Recorded data —
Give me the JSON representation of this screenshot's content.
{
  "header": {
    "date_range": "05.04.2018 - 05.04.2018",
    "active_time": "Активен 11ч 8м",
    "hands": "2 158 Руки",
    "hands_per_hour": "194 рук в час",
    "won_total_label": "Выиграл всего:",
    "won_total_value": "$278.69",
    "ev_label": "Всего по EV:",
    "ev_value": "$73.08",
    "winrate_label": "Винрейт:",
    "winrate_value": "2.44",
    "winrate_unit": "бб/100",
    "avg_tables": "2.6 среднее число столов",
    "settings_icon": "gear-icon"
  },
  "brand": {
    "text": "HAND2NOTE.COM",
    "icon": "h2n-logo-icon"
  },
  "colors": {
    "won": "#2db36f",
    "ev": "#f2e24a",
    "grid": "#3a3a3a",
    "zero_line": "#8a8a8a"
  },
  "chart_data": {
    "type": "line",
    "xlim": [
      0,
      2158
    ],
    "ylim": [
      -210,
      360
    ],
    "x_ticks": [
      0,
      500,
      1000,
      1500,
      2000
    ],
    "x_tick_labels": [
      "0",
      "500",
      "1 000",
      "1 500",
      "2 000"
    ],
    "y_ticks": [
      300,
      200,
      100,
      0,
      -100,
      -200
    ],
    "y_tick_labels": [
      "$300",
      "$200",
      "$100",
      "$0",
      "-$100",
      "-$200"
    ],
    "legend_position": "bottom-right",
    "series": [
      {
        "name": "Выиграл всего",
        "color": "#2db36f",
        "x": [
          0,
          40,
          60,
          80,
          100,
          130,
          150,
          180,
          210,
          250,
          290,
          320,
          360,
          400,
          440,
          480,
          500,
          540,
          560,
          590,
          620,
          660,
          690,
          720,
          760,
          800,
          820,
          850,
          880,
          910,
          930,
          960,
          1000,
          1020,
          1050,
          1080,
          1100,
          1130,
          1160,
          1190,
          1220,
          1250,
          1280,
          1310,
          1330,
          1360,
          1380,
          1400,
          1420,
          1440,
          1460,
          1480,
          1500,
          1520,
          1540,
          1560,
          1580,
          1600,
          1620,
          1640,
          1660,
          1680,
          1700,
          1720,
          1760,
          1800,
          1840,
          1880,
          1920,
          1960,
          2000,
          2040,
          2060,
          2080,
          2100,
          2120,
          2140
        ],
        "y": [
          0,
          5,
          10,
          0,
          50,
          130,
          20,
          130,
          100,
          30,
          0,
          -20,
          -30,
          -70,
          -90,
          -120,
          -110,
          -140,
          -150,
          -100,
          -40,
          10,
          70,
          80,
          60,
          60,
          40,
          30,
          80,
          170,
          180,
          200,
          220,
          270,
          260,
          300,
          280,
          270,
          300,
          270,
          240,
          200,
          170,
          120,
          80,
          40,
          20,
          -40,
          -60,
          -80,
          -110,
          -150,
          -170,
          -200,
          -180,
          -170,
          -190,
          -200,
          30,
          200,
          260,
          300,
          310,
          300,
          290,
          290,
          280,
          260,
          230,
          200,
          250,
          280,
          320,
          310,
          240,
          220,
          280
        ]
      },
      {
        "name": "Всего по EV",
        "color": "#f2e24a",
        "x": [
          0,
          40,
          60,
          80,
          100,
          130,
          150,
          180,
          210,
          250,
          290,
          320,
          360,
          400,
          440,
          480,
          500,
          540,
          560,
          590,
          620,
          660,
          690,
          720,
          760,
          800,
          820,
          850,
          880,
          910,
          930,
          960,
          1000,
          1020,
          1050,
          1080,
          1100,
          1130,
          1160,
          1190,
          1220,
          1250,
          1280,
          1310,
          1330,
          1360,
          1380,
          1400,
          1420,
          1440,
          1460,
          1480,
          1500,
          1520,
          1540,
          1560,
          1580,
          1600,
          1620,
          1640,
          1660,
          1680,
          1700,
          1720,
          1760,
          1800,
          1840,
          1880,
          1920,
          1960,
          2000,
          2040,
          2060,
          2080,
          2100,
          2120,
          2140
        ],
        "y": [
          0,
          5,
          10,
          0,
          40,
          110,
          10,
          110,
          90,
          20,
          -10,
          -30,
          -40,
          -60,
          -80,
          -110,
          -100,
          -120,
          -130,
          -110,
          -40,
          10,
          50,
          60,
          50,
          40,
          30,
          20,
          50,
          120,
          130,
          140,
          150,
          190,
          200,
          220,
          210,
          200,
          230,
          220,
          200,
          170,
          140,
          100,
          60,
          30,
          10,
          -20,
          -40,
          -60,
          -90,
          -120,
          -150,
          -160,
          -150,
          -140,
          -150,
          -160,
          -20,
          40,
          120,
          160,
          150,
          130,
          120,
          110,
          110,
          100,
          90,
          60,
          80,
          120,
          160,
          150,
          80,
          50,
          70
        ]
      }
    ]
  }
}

Given request —
Restate the data above word for word, please.

Written answer —
Give me the JSON representation of this screenshot's content.
{
  "header": {
    "date_range": "05.04.2018 - 05.04.2018",
    "active_time": "Активен 11ч 8м",
    "hands": "2 158 Руки",
    "hands_per_hour": "194 рук в час",
    "won_total_label": "Выиграл всего:",
    "won_total_value": "$278.69",
    "ev_label": "Всего по EV:",
    "ev_value": "$73.08",
    "winrate_label": "Винрейт:",
    "winrate_value": "2.44",
    "winrate_unit": "бб/100",
    "avg_tables": "2.6 среднее число столов",
    "settings_icon": "gear-icon"
  },
  "brand": {
    "text": "HAND2NOTE.COM",
    "icon": "h2n-logo-icon"
  },
  "colors": {
    "won": "#2db36f",
    "ev": "#f2e24a",
    "grid": "#3a3a3a",
    "zero_line": "#8a8a8a"
  },
  "chart_data": {
    "type": "line",
    "xlim": [
      0,
      2158
    ],
    "ylim": [
      -210,
      360
    ],
    "x_ticks": [
      0,
      500,
      1000,
      1500,
      2000
    ],
    "x_tick_labels": [
      "0",
      "500",
      "1 000",
      "1 500",
      "2 000"
    ],
    "y_ticks": [
      300,
      200,
      100,
      0,
      -100,
      -200
    ],
    "y_tick_labels": [
      "$300",
      "$200",
      "$100",
      "$0",
      "-$100",
      "-$200"
    ],
    "legend_position": "bottom-right",
    "series": [
      {
        "name": "Выиграл всего",
        "color": "#2db36f",
        "x": [
          0,
          40,
          60,
          80,
          100,
          130,
          150,
          180,
          210,
          250,
          290,
          320,
          360,
          400,
          440,
          480,
          500,
          540,
          560,
          590,
          620,
          660,
          690,
          720,
          760,
          800,
          820,
          850,
          880,
          910,
          930,
          960,
          1000,
          1020,
          1050,
          1080,
          1100,
          1130,
          1160,
          1190,
          1220,
          1250,
          1280,
          1310,
          1330,
          1360,
          1380,
          1400,
          1420,
          1440,
          1460,
          1480,
          1500,
          1520,
          1540,
          1560,
          1580,
          1600,
          1620,
          1640,
          1660,
          1680,
          1700,
          1720,
          1760,
          1800,
          1840,
          1880,
          1920,
          1960,
          2000,
          2040,
          2060,
          2080,
          2100,
          2120,
          2140
        ],
        "y": [
          0,
          5,
          10,
          0,
          50,
          130,
          20,
          130,
          100,
          30,
          0,
          -20,
          -30,
          -70,
          -90,
          -120,
          -110,
          -140,
          -150,
          -100,
          -40,
          10,
          70,
          80,
          60,
          60,
          40,
          30,
          80,
          170,
          180,
          200,
          220,
          270,
          260,
          300,
          280,
          270,
          300,
          270,
          240,
          200,
          170,
          120,
          80,
          40,
          20,
          -40,
          -60,
          -80,
          -110,
          -150,
          -170,
          -200,
          -180,
          -170,
          -190,
          -200,
          30,
          200,
          260,
          300,
          310,
          300,
          290,
          290,
          280,
          260,
          230,
          200,
          250,
          280,
          320,
          310,
          240,
          220,
          280
        ]
      },
      {
        "name": "Всего по EV",
        "color": "#f2e24a",
        "x": [
          0,
          40,
          60,
          80,
          100,
          130,
          150,
          180,
          210,
          250,
          290,
          320,
          360,
          400,
          440,
          480,
          500,
          540,
          560,
          590,
          620,
          660,
          690,
          720,
          760,
          800,
          820,
          850,
          880,
          910,
          930,
          960,
          1000,
          1020,
          1050,
          1080,
          1100,
          1130,
          1160,
          1190,
          1220,
          1250,
          1280,
          1310,
          1330,
          1360,
          1380,
          1400,
          1420,
          1440,
          1460,
          1480,
          1500,
          1520,
          1540,
          1560,
          1580,
          1600,
          1620,
          1640,
          1660,
          1680,
          1700,
          1720,
          1760,
          1800,
          1840,
          1880,
          1920,
          1960,
          2000,
          2040,
          2060,
          2080,
          2100,
          2120,
          2140
        ],
        "y": [
          0,
          5,
          10,
          0,
          40,
          110,
          10,
          110,
          90,
          20,
          -10,
          -30,
          -40,
          -60,
          -80,
          -110,
          -100,
          -120,
          -130,
          -110,
          -40,
          10,
          50,
          60,
          50,
          40,
          30,
          20,
          50,
          120,
          130,
          140,
          150,
          190,
          200,
          220,
          210,
          200,
          230,
          220,
          200,
          170,
          140,
          100,
          60,
          30,
          10,
          -20,
          -40,
          -60,
          -90,
          -120,
          -150,
          -160,
          -150,
          -140,
          -150,
          -160,
          -20,
          40,
          120,
          160,
          150,
          130,
          120,
          110,
          110,
          100,
          90,
          60,
          80,
          120,
          160,
          150,
          80,
          50,
          70
        ]
      }
    ]
  }
}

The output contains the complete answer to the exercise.